> [Brief] Report each line of the data that has "header" somewhere in it.
— start of Data —
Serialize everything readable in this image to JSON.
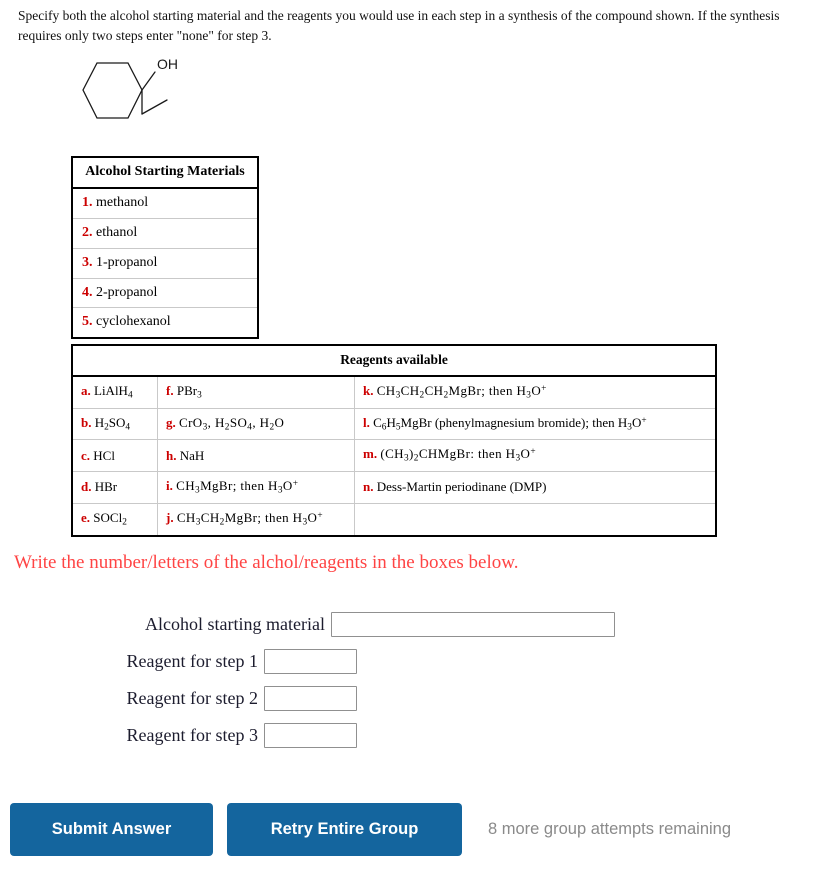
{
  "prompt": "Specify both the alcohol starting material and the reagents you would use in each step in a synthesis of the compound shown. If the synthesis requires only two steps enter \"none\" for step 3.",
  "structure": {
    "name": "1-ethylcyclohexanol-skeletal-structure",
    "oh_label": "OH"
  },
  "alcohol_table": {
    "header": "Alcohol Starting Materials",
    "rows": [
      {
        "tag": "1.",
        "name": "methanol"
      },
      {
        "tag": "2.",
        "name": "ethanol"
      },
      {
        "tag": "3.",
        "name": "1-propanol"
      },
      {
        "tag": "4.",
        "name": "2-propanol"
      },
      {
        "tag": "5.",
        "name": "cyclohexanol"
      }
    ]
  },
  "reagents_table": {
    "header": "Reagents available",
    "col1": [
      {
        "tag": "a.",
        "name": "LiAlH4"
      },
      {
        "tag": "b.",
        "name": "H2SO4"
      },
      {
        "tag": "c.",
        "name": "HCl"
      },
      {
        "tag": "d.",
        "name": "HBr"
      },
      {
        "tag": "e.",
        "name": "SOCl2"
      }
    ],
    "col2": [
      {
        "tag": "f.",
        "name": "PBr3"
      },
      {
        "tag": "g.",
        "name": "CrO3, H2SO4, H2O"
      },
      {
        "tag": "h.",
        "name": "NaH"
      },
      {
        "tag": "i.",
        "name": "CH3MgBr; then H3O+"
      },
      {
        "tag": "j.",
        "name": "CH3CH2MgBr; then H3O+"
      }
    ],
    "col3": [
      {
        "tag": "k.",
        "name": "CH3CH2CH2MgBr; then H3O+"
      },
      {
        "tag": "l.",
        "name": "C6H5MgBr (phenylmagnesium bromide); then H3O+"
      },
      {
        "tag": "m.",
        "name": "(CH3)2CHMgBr: then H3O+"
      },
      {
        "tag": "n.",
        "name": "Dess-Martin periodinane (DMP)"
      },
      {
        "tag": "",
        "name": ""
      }
    ]
  },
  "instruction": "Write the number/letters of the alchol/reagents in the boxes below.",
  "answers": [
    {
      "label": "Alcohol starting material",
      "value": "",
      "placeholder": ""
    },
    {
      "label": "Reagent for step 1",
      "value": "",
      "placeholder": ""
    },
    {
      "label": "Reagent for step 2",
      "value": "",
      "placeholder": ""
    },
    {
      "label": "Reagent for step 3",
      "value": "",
      "placeholder": ""
    }
  ],
  "footer": {
    "submit_label": "Submit Answer",
    "retry_label": "Retry Entire Group",
    "attempts_text": "8 more group attempts remaining",
    "button_color": "#14659e",
    "attempts_color": "#8a8a8a"
  },
  "colors": {
    "tag_red": "#cc0000",
    "instruction_red": "#ff4444"
  }
}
— end of Data —
> [Full output]
    "header": "Alcohol Starting Materials",
    "header": "Reagents available",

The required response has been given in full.